GIVEN EXERCISE: Repeat each entry as written, dropping any picture you find.

_ _ _ _ _ _ _

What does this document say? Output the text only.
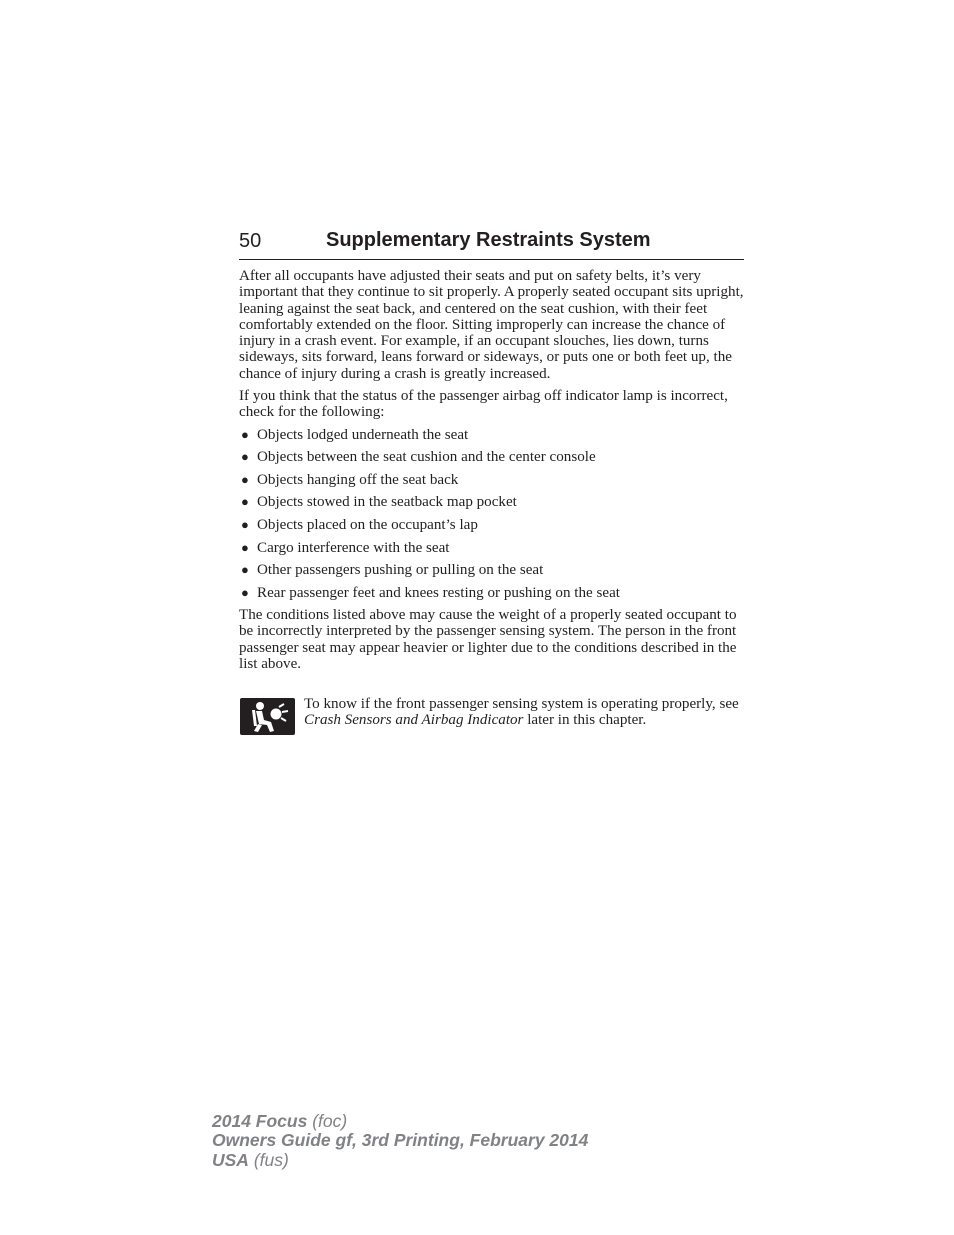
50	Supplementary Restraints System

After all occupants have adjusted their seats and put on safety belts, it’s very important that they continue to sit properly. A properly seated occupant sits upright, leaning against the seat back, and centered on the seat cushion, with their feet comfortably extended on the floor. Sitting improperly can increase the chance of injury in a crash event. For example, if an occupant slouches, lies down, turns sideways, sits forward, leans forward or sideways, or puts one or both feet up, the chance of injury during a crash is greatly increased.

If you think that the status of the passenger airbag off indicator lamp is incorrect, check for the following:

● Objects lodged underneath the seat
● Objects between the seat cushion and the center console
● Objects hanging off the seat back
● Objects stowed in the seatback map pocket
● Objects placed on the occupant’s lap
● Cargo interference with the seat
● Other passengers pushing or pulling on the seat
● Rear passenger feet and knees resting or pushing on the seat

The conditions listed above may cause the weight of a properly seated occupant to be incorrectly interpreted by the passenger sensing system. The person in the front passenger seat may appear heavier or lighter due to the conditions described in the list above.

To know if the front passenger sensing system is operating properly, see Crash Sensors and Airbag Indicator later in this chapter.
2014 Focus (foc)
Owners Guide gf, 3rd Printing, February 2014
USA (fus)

_ _ _ _ _ _ _

RESPONSE FOR THIS EXERCISE:
What does this document say? Output the text only.
50	Supplementary Restraints System

After all occupants have adjusted their seats and put on safety belts, it’s very important that they continue to sit properly. A properly seated occupant sits upright, leaning against the seat back, and centered on the seat cushion, with their feet comfortably extended on the floor. Sitting improperly can increase the chance of injury in a crash event. For example, if an occupant slouches, lies down, turns sideways, sits forward, leans forward or sideways, or puts one or both feet up, the chance of injury during a crash is greatly increased.

If you think that the status of the passenger airbag off indicator lamp is incorrect, check for the following:

● Objects lodged underneath the seat
● Objects between the seat cushion and the center console
● Objects hanging off the seat back
● Objects stowed in the seatback map pocket
● Objects placed on the occupant’s lap
● Cargo interference with the seat
● Other passengers pushing or pulling on the seat
● Rear passenger feet and knees resting or pushing on the seat

The conditions listed above may cause the weight of a properly seated occupant to be incorrectly interpreted by the passenger sensing system. The person in the front passenger seat may appear heavier or lighter due to the conditions described in the list above.

To know if the front passenger sensing system is operating properly, see Crash Sensors and Airbag Indicator later in this chapter.
2014 Focus (foc)
Owners Guide gf, 3rd Printing, February 2014
USA (fus)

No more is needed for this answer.